▶ **Work to do**:
Reproduce the entire listing word for word.
>> START Entries supplied
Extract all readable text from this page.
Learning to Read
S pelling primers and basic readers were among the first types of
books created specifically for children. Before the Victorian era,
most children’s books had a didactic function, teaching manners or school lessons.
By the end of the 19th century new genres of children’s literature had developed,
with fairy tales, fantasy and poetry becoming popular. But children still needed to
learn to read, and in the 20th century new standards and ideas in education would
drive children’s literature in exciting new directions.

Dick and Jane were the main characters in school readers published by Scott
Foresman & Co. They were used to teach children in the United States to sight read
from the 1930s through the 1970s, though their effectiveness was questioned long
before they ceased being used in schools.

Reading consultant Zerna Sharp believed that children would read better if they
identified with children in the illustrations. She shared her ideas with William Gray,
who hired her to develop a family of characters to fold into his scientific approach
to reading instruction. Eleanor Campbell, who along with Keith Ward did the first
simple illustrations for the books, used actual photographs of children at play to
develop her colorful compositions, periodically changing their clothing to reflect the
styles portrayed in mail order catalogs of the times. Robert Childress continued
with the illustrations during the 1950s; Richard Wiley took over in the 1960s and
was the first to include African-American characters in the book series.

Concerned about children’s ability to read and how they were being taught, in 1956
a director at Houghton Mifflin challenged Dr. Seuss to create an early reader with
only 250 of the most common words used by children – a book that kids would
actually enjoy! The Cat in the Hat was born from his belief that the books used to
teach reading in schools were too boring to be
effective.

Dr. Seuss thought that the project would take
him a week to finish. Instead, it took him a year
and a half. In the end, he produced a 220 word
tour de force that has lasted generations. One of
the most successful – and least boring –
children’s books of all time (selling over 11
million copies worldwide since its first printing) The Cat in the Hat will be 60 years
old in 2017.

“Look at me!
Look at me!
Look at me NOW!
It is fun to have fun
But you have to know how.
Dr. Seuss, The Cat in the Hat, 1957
>> END Entries supplied
▶ **Final answer**:
Extract all readable text from this page.
Learning to Read
S pelling primers and basic readers were among the first types of
books created specifically for children. Before the Victorian era,
most children’s books had a didactic function, teaching manners or school lessons.
By the end of the 19th century new genres of children’s literature had developed,
with fairy tales, fantasy and poetry becoming popular. But children still needed to
learn to read, and in the 20th century new standards and ideas in education would
drive children’s literature in exciting new directions.

Dick and Jane were the main characters in school readers published by Scott
Foresman & Co. They were used to teach children in the United States to sight read
from the 1930s through the 1970s, though their effectiveness was questioned long
before they ceased being used in schools.

Reading consultant Zerna Sharp believed that children would read better if they
identified with children in the illustrations. She shared her ideas with William Gray,
who hired her to develop a family of characters to fold into his scientific approach
to reading instruction. Eleanor Campbell, who along with Keith Ward did the first
simple illustrations for the books, used actual photographs of children at play to
develop her colorful compositions, periodically changing their clothing to reflect the
styles portrayed in mail order catalogs of the times. Robert Childress continued
with the illustrations during the 1950s; Richard Wiley took over in the 1960s and
was the first to include African-American characters in the book series.

Concerned about children’s ability to read and how they were being taught, in 1956
a director at Houghton Mifflin challenged Dr. Seuss to create an early reader with
only 250 of the most common words used by children – a book that kids would
actually enjoy! The Cat in the Hat was born from his belief that the books used to
teach reading in schools were too boring to be
effective.

Dr. Seuss thought that the project would take
him a week to finish. Instead, it took him a year
and a half. In the end, he produced a 220 word
tour de force that has lasted generations. One of
the most successful – and least boring –
children’s books of all time (selling over 11
million copies worldwide since its first printing) The Cat in the Hat will be 60 years
old in 2017.

“Look at me!
Look at me!
Look at me NOW!
It is fun to have fun
But you have to know how.
Dr. Seuss, The Cat in the Hat, 1957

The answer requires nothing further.